Direction: In the entries that follow, how many lines contain the word "emplacement"? Answer with the number only.

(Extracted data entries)
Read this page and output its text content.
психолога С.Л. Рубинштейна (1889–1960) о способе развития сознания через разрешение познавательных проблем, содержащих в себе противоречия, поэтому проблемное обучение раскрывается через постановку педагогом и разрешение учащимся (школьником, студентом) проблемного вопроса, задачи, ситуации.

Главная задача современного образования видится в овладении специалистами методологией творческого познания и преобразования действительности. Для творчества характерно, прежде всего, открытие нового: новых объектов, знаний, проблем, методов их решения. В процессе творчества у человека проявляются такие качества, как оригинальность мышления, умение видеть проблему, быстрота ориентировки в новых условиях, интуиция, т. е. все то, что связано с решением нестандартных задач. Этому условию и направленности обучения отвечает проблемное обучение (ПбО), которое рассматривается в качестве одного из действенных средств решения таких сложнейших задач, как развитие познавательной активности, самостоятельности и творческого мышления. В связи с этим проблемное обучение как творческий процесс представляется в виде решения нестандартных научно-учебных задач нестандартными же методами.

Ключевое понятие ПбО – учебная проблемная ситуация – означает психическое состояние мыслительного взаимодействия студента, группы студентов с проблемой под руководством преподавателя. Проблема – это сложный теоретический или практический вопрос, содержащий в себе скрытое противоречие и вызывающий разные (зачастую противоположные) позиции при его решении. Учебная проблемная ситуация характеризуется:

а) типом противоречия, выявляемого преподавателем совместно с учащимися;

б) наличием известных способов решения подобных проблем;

...

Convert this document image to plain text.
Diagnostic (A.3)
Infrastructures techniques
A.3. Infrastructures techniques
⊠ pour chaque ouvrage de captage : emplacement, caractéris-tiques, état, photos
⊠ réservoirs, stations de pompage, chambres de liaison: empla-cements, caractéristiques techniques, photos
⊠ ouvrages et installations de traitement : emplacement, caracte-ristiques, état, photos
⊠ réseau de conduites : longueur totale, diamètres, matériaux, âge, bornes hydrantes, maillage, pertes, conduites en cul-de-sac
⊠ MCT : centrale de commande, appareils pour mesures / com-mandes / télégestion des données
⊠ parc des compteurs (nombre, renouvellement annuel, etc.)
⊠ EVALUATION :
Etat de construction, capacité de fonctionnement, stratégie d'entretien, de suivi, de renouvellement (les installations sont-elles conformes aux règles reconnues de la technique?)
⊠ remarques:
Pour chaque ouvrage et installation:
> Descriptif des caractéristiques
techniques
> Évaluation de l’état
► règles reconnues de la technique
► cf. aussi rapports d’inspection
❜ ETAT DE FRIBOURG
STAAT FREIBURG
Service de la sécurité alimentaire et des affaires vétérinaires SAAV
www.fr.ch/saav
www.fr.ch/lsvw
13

Written solution: 2